*Exercise material*:
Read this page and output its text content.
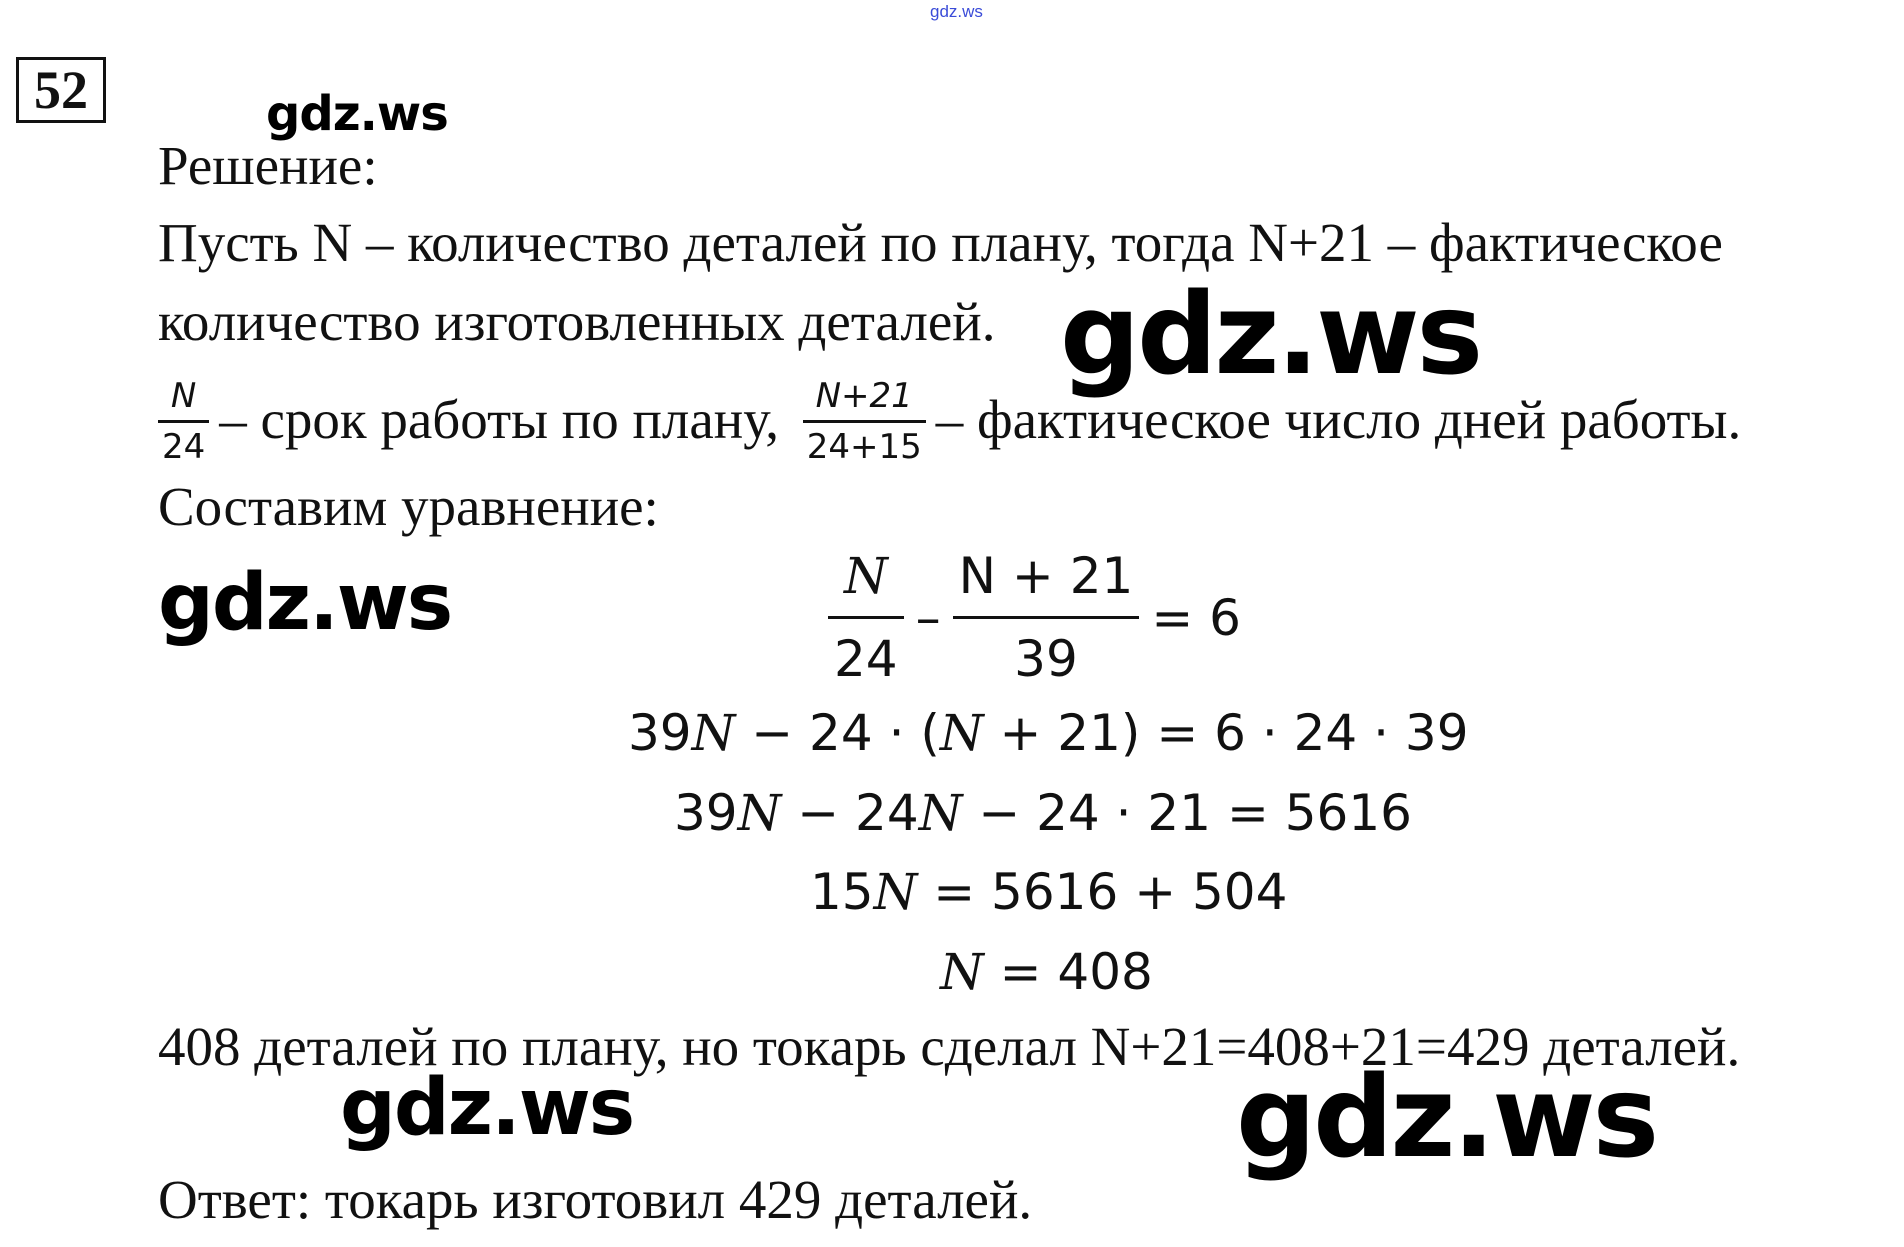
gdz.ws
52	gdz.ws
gdz.ws
gdz.ws
gdz.ws	gdz.ws
Решение:
Пусть N – количество деталей по плану, тогда N+21 – фактическое
количество изготовленных деталей.
$\frac{N}{24}$ – срок работы по плану, $\frac{N+21}{24+15}$ – фактическое число дней работы.
Составим уравнение:
$\frac{N}{24} - \frac{N + 21}{39} = 6$
39N − 24 · (N + 21) = 6 · 24 · 39
39N − 24N − 24 · 21 = 5616
15N = 5616 + 504
N = 408
408 деталей по плану, но токарь сделал N+21=408+21=429 деталей.
Ответ: токарь изготовил 429 деталей.
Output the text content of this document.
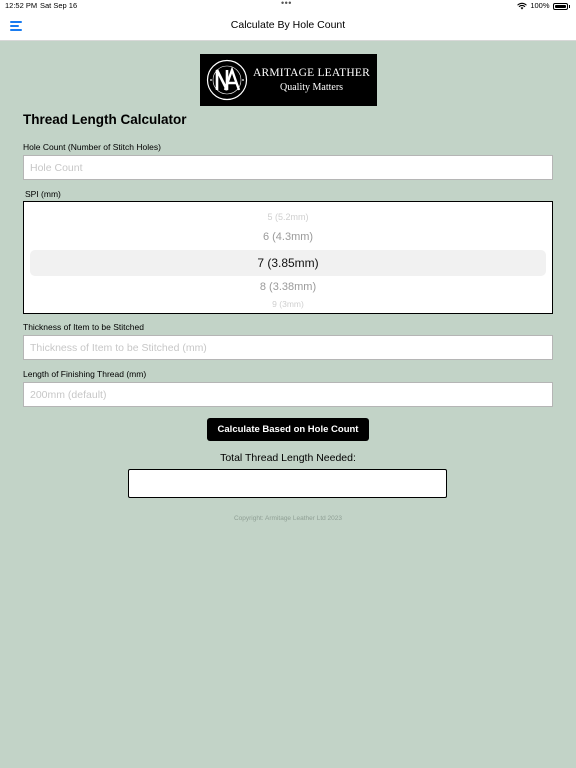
12:52 PM Sat Sep 16	•••	100%
Calculate By Hole Count
ARMITAGE LEATHER
Quality Matters
Thread Length Calculator
Hole Count (Number of Stitch Holes)
Hole Count
SPI (mm)
5 (5.2mm)
6 (4.3mm)
7 (3.85mm)
8 (3.38mm)
9 (3mm)
Thickness of Item to be Stitched
Thickness of Item to be Stitched (mm)
Length of Finishing Thread (mm)
200mm (default)
Calculate Based on Hole Count
Total Thread Length Needed:
Copyright: Armitage Leather Ltd 2023
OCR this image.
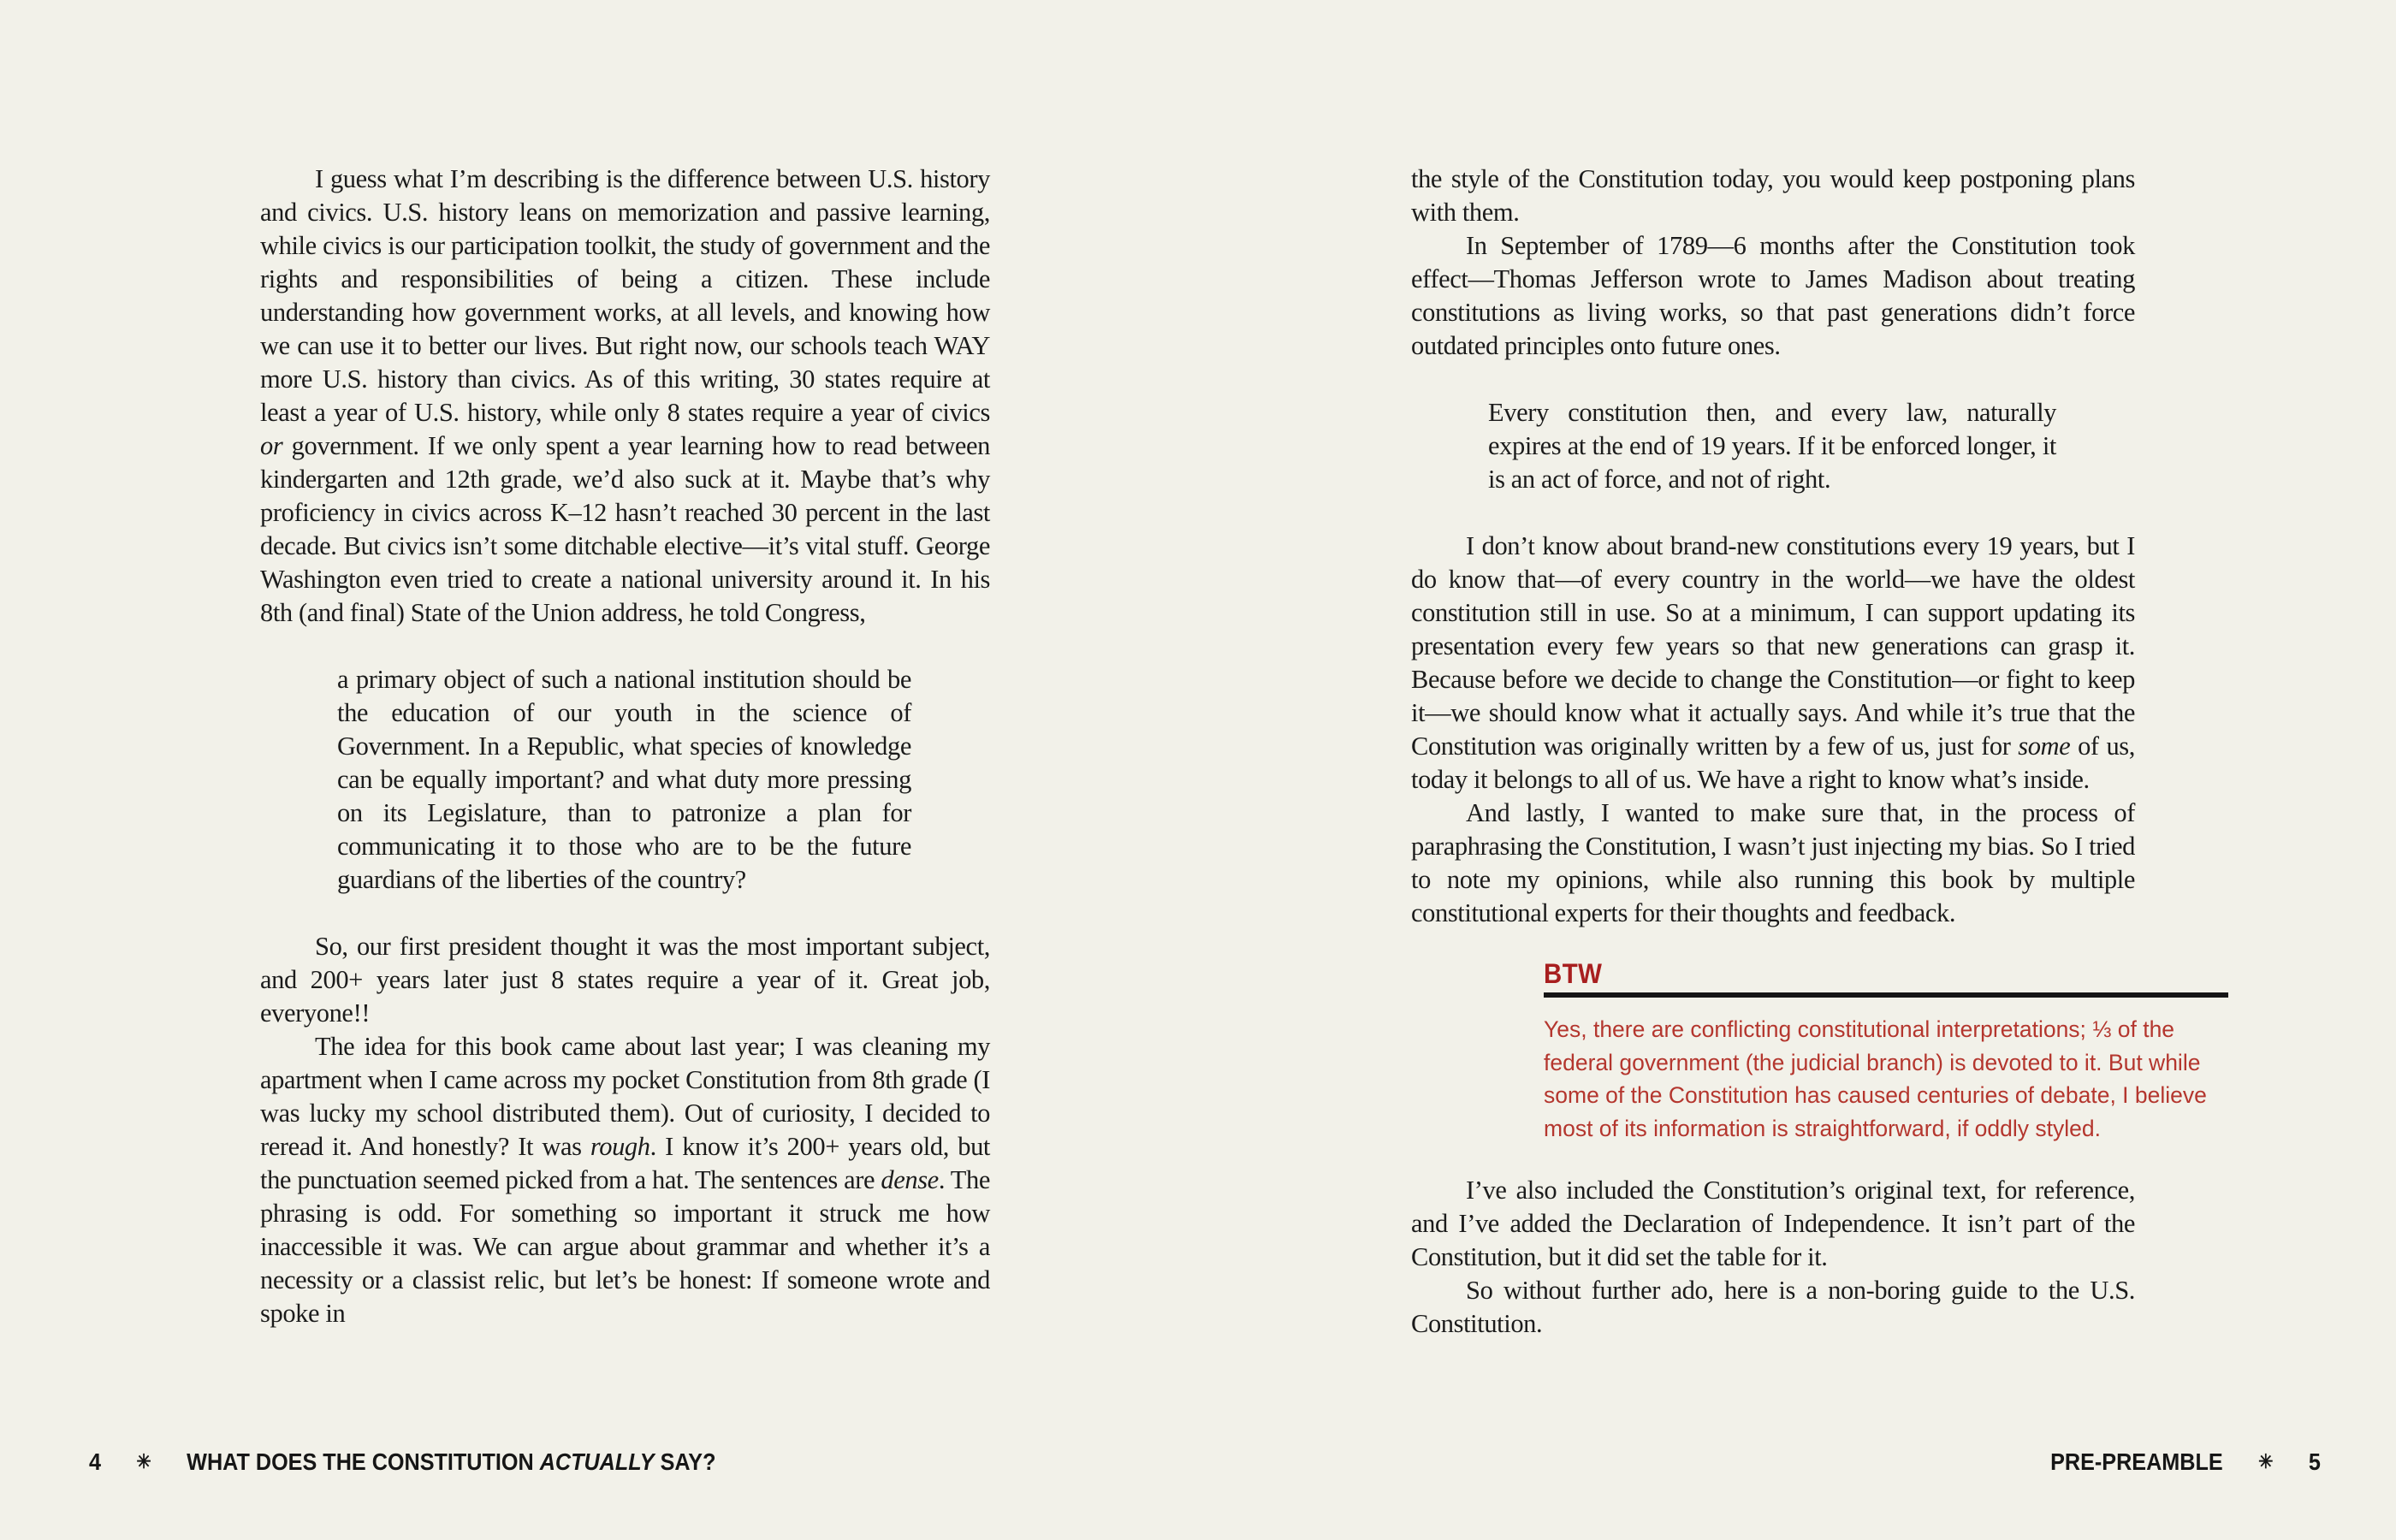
I guess what I’m describing is the difference between U.S. history and civics. U.S. history leans on memorization and passive learning, while civics is our participation toolkit, the study of government and the rights and responsibilities of being a citizen. These include understanding how government works, at all levels, and knowing how we can use it to better our lives. But right now, our schools teach WAY more U.S. history than civics. As of this writing, 30 states require at least a year of U.S. history, while only 8 states require a year of civics or government. If we only spent a year learning how to read between kindergarten and 12th grade, we’d also suck at it. Maybe that’s why proficiency in civics across K–12 hasn’t reached 30 percent in the last decade. But civics isn’t some ditchable elective—it’s vital stuff. George Washington even tried to create a national university around it. In his 8th (and final) State of the Union address, he told Congress,

a primary object of such a national institution should be the education of our youth in the science of Government. In a Republic, what species of knowledge can be equally important? and what duty more pressing on its Legislature, than to patronize a plan for communicating it to those who are to be the future guardians of the liberties of the country?

So, our first president thought it was the most important subject, and 200+ years later just 8 states require a year of it. Great job, everyone!!

The idea for this book came about last year; I was cleaning my apartment when I came across my pocket Constitution from 8th grade (I was lucky my school distributed them). Out of curiosity, I decided to reread it. And honestly? It was rough. I know it’s 200+ years old, but the punctuation seemed picked from a hat. The sentences are dense. The phrasing is odd. For something so important it struck me how inaccessible it was. We can argue about grammar and whether it’s a necessity or a classist relic, but let’s be honest: If someone wrote and spoke in

4 ✳ WHAT DOES THE CONSTITUTION ACTUALLY SAY?

the style of the Constitution today, you would keep postponing plans with them.

In September of 1789—6 months after the Constitution took effect—Thomas Jefferson wrote to James Madison about treating constitutions as living works, so that past generations didn’t force outdated principles onto future ones.

Every constitution then, and every law, naturally expires at the end of 19 years. If it be enforced longer, it is an act of force, and not of right.

I don’t know about brand-new constitutions every 19 years, but I do know that—of every country in the world—we have the oldest constitution still in use. So at a minimum, I can support updating its presentation every few years so that new generations can grasp it. Because before we decide to change the Constitution—or fight to keep it—we should know what it actually says. And while it’s true that the Constitution was originally written by a few of us, just for some of us, today it belongs to all of us. We have a right to know what’s inside.

And lastly, I wanted to make sure that, in the process of paraphrasing the Constitution, I wasn’t just injecting my bias. So I tried to note my opinions, while also running this book by multiple constitutional experts for their thoughts and feedback.

BTW
Yes, there are conflicting constitutional interpretations; ⅓ of the federal government (the judicial branch) is devoted to it. But while some of the Constitution has caused centuries of debate, I believe most of its information is straightforward, if oddly styled.

I’ve also included the Constitution’s original text, for reference, and I’ve added the Declaration of Independence. It isn’t part of the Constitution, but it did set the table for it.

So without further ado, here is a non-boring guide to the U.S. Constitution.

PRE-PREAMBLE ✳ 5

*Aim*: Identify and copy lines that hold the string "Stitched".

*Output below*:
Thickness of Item to be Stitched
Thickness of Item to be Stitched (mm)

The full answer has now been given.